- _Required work_
Below are records. Copy every line with "Emergency" in it.

- _Extracted data_
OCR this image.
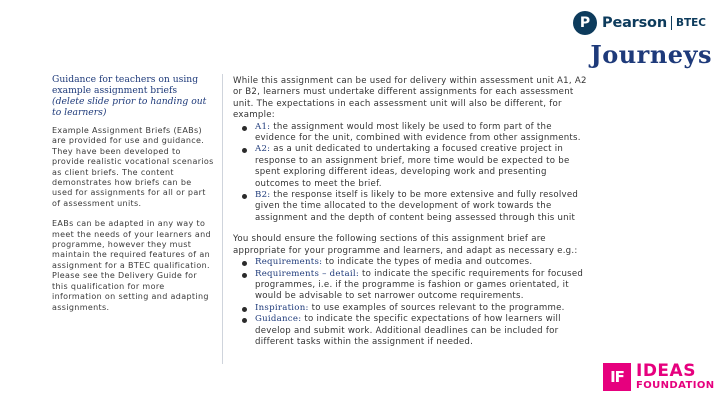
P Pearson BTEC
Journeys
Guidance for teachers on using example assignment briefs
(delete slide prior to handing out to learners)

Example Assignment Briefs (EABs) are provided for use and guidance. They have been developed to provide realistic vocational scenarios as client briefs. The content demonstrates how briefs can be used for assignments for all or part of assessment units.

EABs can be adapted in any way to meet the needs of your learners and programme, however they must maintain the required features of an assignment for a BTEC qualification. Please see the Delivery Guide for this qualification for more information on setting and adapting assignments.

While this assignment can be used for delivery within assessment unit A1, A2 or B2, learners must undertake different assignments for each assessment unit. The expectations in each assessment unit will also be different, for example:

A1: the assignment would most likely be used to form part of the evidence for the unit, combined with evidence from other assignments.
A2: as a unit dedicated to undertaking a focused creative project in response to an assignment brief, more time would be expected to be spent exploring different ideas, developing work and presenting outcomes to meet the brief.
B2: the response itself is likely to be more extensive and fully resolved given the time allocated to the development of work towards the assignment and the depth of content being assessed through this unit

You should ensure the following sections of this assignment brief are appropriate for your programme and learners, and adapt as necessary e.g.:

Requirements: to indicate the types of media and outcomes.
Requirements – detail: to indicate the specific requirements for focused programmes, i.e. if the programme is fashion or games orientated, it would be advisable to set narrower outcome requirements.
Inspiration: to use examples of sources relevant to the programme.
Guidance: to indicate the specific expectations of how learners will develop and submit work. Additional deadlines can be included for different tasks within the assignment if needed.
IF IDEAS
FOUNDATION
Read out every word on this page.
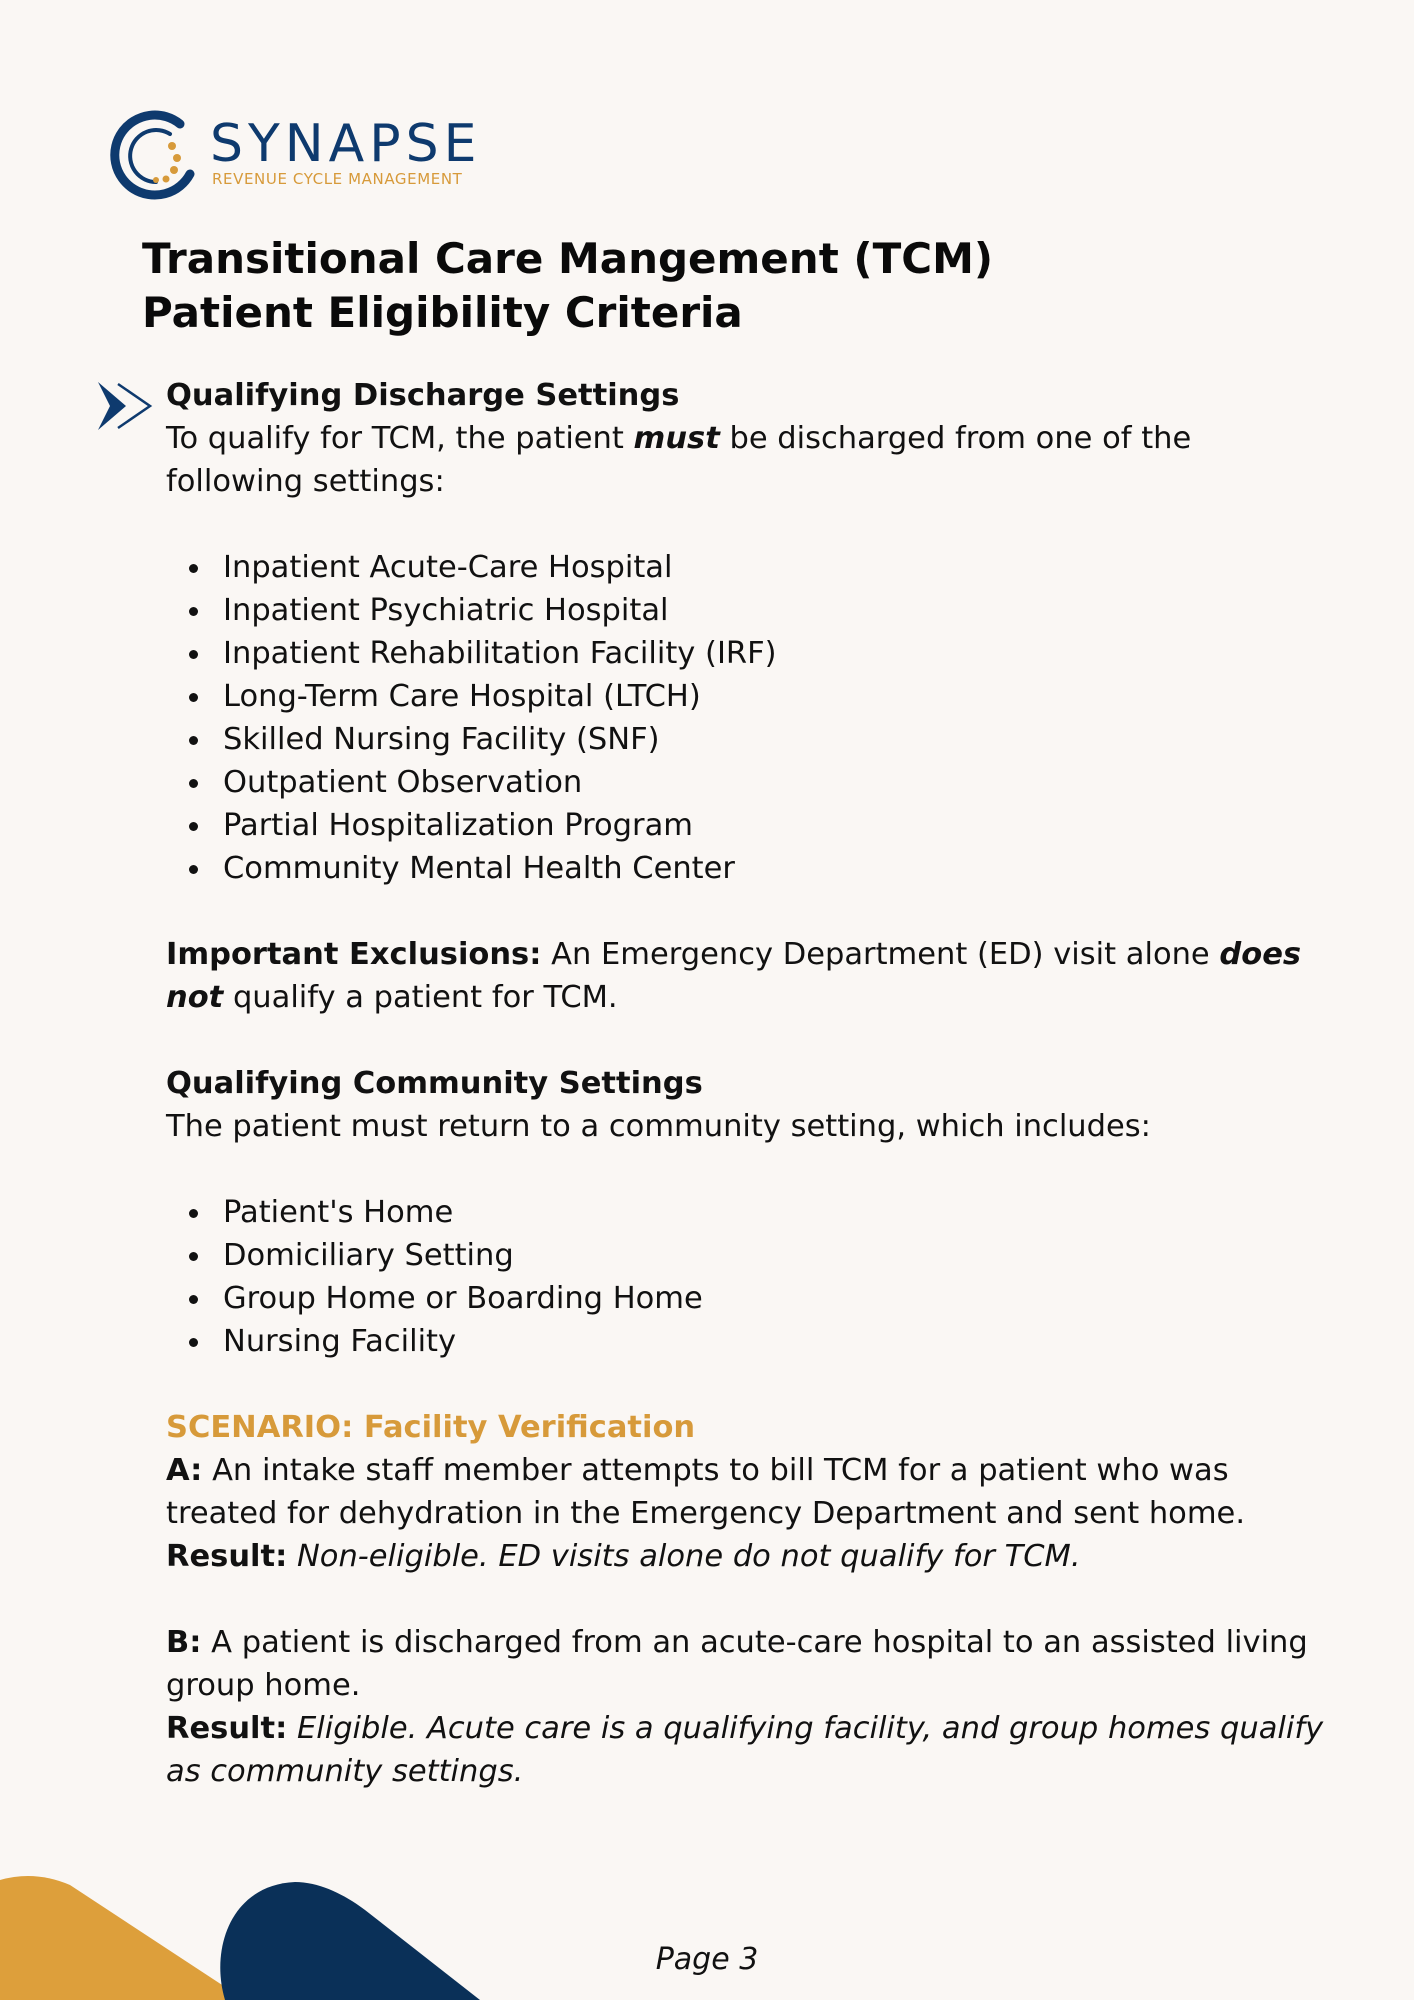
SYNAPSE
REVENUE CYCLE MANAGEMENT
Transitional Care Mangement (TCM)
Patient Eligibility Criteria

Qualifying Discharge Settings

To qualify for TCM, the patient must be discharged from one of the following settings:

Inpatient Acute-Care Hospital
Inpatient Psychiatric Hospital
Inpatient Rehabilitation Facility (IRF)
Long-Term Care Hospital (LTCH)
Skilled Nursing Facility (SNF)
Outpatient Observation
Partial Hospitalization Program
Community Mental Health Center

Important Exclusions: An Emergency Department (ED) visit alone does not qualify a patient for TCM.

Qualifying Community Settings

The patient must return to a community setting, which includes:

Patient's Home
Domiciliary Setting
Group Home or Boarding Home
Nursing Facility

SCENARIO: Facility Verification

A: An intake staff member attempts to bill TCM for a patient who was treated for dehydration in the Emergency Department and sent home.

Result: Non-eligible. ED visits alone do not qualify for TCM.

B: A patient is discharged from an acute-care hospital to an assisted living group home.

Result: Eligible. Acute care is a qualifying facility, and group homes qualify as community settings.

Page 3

* * *

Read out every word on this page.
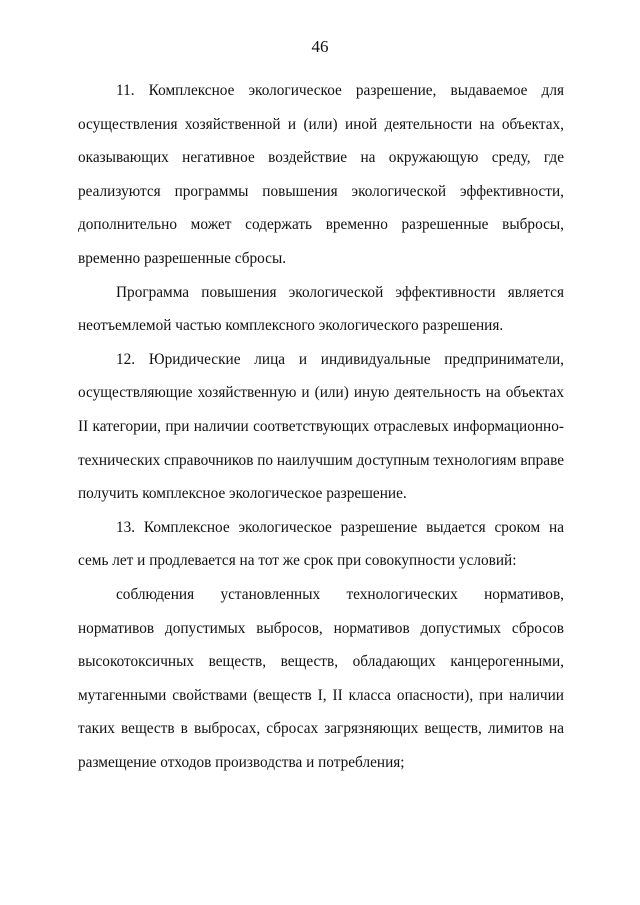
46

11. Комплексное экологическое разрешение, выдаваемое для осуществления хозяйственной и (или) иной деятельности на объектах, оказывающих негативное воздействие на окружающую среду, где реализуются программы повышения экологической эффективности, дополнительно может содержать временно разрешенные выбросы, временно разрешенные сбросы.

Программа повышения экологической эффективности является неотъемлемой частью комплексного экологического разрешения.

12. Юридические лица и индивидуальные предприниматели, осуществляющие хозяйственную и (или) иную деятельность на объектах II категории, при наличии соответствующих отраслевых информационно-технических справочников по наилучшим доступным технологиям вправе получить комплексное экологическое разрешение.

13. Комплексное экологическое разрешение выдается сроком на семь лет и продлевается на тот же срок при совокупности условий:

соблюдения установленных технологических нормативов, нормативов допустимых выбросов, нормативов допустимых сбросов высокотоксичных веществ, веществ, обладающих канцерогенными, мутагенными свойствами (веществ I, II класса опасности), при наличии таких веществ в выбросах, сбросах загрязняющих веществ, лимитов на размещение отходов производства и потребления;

- _The completed task_
Important Exclusions: An Emergency Department (ED) visit alone does not qualify a patient for TCM.
A: An intake staff member attempts to bill TCM for a patient who was treated for dehydration in the Emergency Department and sent home.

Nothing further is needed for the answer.